* WHAT YOU HAVE TO DO *
Reproduce each of the lines word for word.

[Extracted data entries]
......

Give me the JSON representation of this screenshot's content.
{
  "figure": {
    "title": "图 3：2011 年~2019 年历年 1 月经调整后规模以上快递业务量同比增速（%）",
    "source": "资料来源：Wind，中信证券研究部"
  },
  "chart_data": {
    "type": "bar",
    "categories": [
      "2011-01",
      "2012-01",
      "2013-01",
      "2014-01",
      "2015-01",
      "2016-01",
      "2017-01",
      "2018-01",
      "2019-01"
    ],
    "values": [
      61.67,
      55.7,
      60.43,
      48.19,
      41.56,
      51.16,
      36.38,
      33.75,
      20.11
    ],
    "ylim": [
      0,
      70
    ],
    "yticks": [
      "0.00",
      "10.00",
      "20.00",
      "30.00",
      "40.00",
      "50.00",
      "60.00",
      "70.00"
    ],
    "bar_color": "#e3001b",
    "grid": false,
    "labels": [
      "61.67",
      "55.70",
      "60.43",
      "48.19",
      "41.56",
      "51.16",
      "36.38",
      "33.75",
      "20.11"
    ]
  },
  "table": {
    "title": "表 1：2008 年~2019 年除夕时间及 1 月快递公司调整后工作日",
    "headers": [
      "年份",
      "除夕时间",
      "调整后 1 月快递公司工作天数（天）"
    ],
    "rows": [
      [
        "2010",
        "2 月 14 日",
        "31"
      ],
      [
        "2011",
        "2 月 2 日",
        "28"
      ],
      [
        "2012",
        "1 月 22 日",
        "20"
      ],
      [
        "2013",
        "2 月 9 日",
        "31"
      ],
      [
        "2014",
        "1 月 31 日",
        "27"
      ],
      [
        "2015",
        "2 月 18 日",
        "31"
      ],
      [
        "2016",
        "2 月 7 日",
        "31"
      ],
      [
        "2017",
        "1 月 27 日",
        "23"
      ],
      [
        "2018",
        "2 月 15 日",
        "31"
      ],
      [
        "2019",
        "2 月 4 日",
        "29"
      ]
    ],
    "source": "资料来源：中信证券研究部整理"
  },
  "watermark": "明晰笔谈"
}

......

* THE SOLUTION *
Give me the JSON representation of this screenshot's content.
{
  "figure": {
    "title": "图 3：2011 年~2019 年历年 1 月经调整后规模以上快递业务量同比增速（%）",
    "source": "资料来源：Wind，中信证券研究部"
  },
  "chart_data": {
    "type": "bar",
    "categories": [
      "2011-01",
      "2012-01",
      "2013-01",
      "2014-01",
      "2015-01",
      "2016-01",
      "2017-01",
      "2018-01",
      "2019-01"
    ],
    "values": [
      61.67,
      55.7,
      60.43,
      48.19,
      41.56,
      51.16,
      36.38,
      33.75,
      20.11
    ],
    "ylim": [
      0,
      70
    ],
    "yticks": [
      "0.00",
      "10.00",
      "20.00",
      "30.00",
      "40.00",
      "50.00",
      "60.00",
      "70.00"
    ],
    "bar_color": "#e3001b",
    "grid": false,
    "labels": [
      "61.67",
      "55.70",
      "60.43",
      "48.19",
      "41.56",
      "51.16",
      "36.38",
      "33.75",
      "20.11"
    ]
  },
  "table": {
    "title": "表 1：2008 年~2019 年除夕时间及 1 月快递公司调整后工作日",
    "headers": [
      "年份",
      "除夕时间",
      "调整后 1 月快递公司工作天数（天）"
    ],
    "rows": [
      [
        "2010",
        "2 月 14 日",
        "31"
      ],
      [
        "2011",
        "2 月 2 日",
        "28"
      ],
      [
        "2012",
        "1 月 22 日",
        "20"
      ],
      [
        "2013",
        "2 月 9 日",
        "31"
      ],
      [
        "2014",
        "1 月 31 日",
        "27"
      ],
      [
        "2015",
        "2 月 18 日",
        "31"
      ],
      [
        "2016",
        "2 月 7 日",
        "31"
      ],
      [
        "2017",
        "1 月 27 日",
        "23"
      ],
      [
        "2018",
        "2 月 15 日",
        "31"
      ],
      [
        "2019",
        "2 月 4 日",
        "29"
      ]
    ],
    "source": "资料来源：中信证券研究部整理"
  },
  "watermark": "明晰笔谈"
}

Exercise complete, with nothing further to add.